Quote the entries in full, character for character, without their images.
——
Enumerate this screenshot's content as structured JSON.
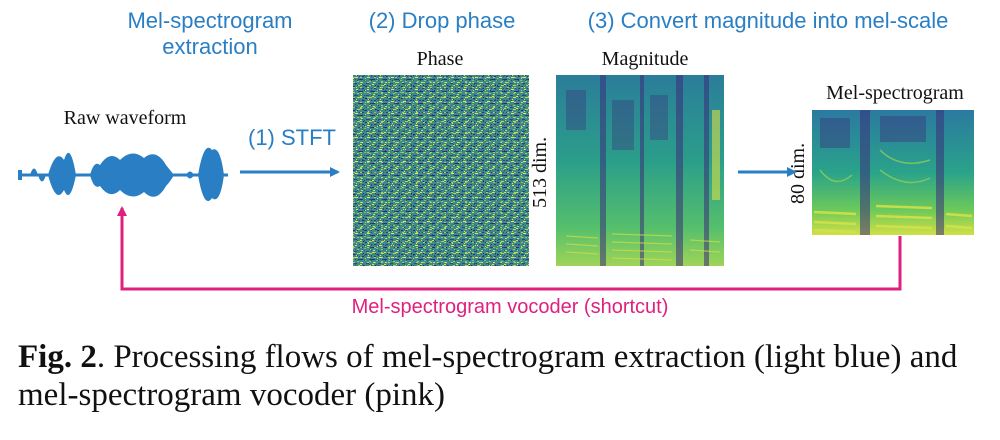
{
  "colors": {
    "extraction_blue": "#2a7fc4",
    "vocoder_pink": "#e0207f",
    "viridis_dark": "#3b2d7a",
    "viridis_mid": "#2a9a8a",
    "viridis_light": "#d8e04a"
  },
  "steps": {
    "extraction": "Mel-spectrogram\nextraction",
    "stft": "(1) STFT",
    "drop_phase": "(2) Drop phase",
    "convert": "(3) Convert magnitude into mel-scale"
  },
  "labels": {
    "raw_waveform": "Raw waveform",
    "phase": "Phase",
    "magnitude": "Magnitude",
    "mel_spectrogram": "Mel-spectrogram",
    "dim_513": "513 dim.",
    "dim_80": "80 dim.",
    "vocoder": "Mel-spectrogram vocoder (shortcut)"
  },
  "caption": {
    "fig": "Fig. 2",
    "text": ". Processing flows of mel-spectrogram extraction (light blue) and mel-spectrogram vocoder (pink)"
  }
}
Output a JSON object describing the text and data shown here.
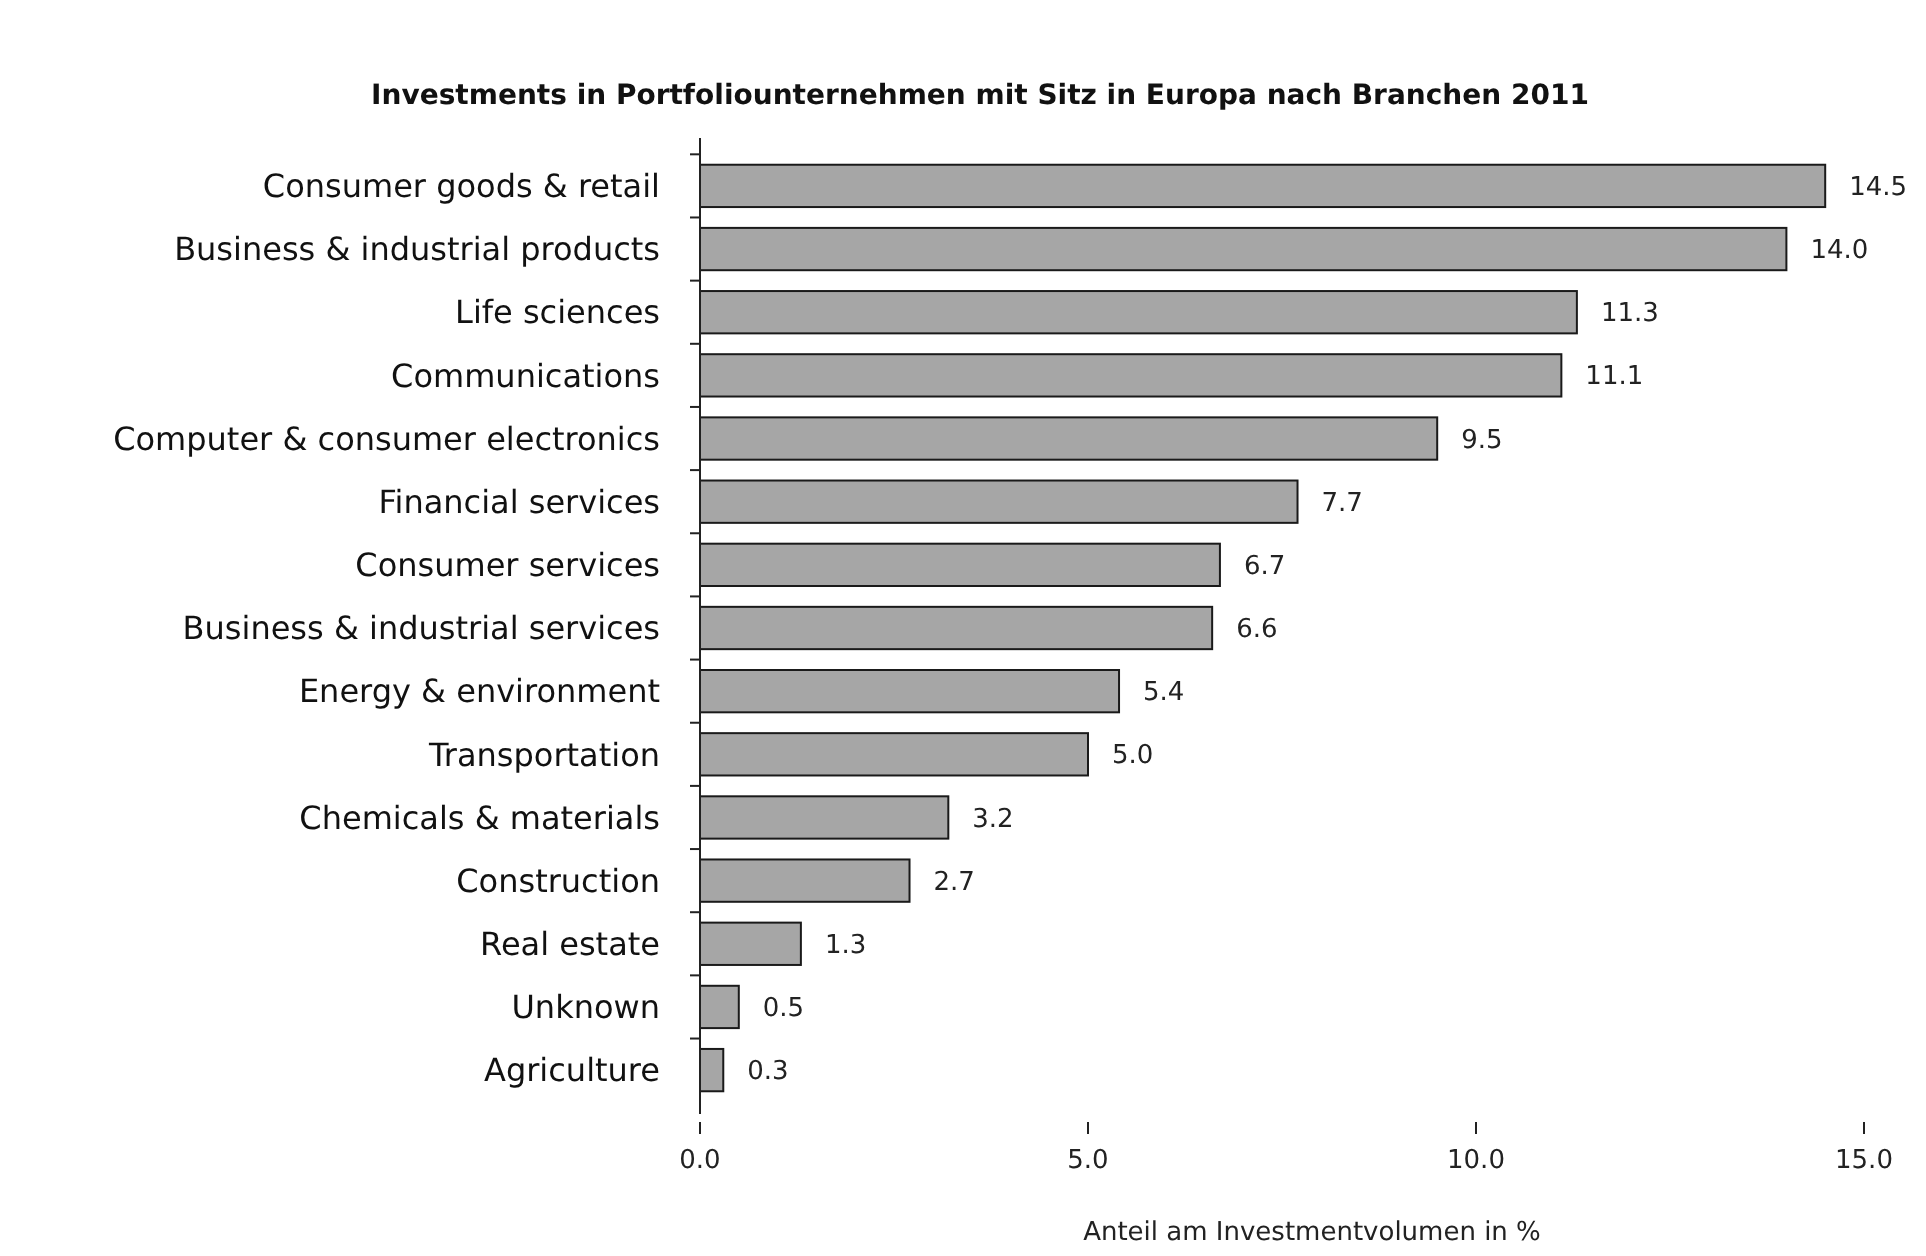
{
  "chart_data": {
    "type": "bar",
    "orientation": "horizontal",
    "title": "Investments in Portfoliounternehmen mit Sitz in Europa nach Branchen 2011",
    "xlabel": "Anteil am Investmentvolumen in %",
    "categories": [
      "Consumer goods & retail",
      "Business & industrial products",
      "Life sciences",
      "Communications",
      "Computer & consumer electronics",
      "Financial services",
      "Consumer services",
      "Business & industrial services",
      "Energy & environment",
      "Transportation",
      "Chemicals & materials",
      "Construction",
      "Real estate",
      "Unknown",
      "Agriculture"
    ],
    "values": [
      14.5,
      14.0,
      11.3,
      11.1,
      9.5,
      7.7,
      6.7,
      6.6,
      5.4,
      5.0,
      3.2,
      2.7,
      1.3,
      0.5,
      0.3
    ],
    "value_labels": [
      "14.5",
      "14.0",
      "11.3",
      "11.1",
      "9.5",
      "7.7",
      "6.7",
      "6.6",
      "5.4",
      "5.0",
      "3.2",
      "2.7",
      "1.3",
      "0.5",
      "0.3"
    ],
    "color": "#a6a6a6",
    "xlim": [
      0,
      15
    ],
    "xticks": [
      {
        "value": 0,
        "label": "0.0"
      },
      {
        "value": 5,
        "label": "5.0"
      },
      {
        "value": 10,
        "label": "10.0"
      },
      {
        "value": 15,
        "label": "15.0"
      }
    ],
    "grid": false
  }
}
——
RESULT OF THIS TASK =>
Enumerate this screenshot's content as structured JSON.
{
  "colors": {
    "extraction_blue": "#2a7fc4",
    "vocoder_pink": "#e0207f",
    "viridis_dark": "#3b2d7a",
    "viridis_mid": "#2a9a8a",
    "viridis_light": "#d8e04a"
  },
  "steps": {
    "extraction": "Mel-spectrogram\nextraction",
    "stft": "(1) STFT",
    "drop_phase": "(2) Drop phase",
    "convert": "(3) Convert magnitude into mel-scale"
  },
  "labels": {
    "raw_waveform": "Raw waveform",
    "phase": "Phase",
    "magnitude": "Magnitude",
    "mel_spectrogram": "Mel-spectrogram",
    "dim_513": "513 dim.",
    "dim_80": "80 dim.",
    "vocoder": "Mel-spectrogram vocoder (shortcut)"
  },
  "caption": {
    "fig": "Fig. 2",
    "text": ". Processing flows of mel-spectrogram extraction (light blue) and mel-spectrogram vocoder (pink)"
  }
}
Output a JSON object describing the text and data shown here.
{
  "chart_data": {
    "type": "bar",
    "orientation": "horizontal",
    "title": "Investments in Portfoliounternehmen mit Sitz in Europa nach Branchen 2011",
    "xlabel": "Anteil am Investmentvolumen in %",
    "categories": [
      "Consumer goods & retail",
      "Business & industrial products",
      "Life sciences",
      "Communications",
      "Computer & consumer electronics",
      "Financial services",
      "Consumer services",
      "Business & industrial services",
      "Energy & environment",
      "Transportation",
      "Chemicals & materials",
      "Construction",
      "Real estate",
      "Unknown",
      "Agriculture"
    ],
    "values": [
      14.5,
      14.0,
      11.3,
      11.1,
      9.5,
      7.7,
      6.7,
      6.6,
      5.4,
      5.0,
      3.2,
      2.7,
      1.3,
      0.5,
      0.3
    ],
    "value_labels": [
      "14.5",
      "14.0",
      "11.3",
      "11.1",
      "9.5",
      "7.7",
      "6.7",
      "6.6",
      "5.4",
      "5.0",
      "3.2",
      "2.7",
      "1.3",
      "0.5",
      "0.3"
    ],
    "color": "#a6a6a6",
    "xlim": [
      0,
      15
    ],
    "xticks": [
      {
        "value": 0,
        "label": "0.0"
      },
      {
        "value": 5,
        "label": "5.0"
      },
      {
        "value": 10,
        "label": "10.0"
      },
      {
        "value": 15,
        "label": "15.0"
      }
    ],
    "grid": false
  }
}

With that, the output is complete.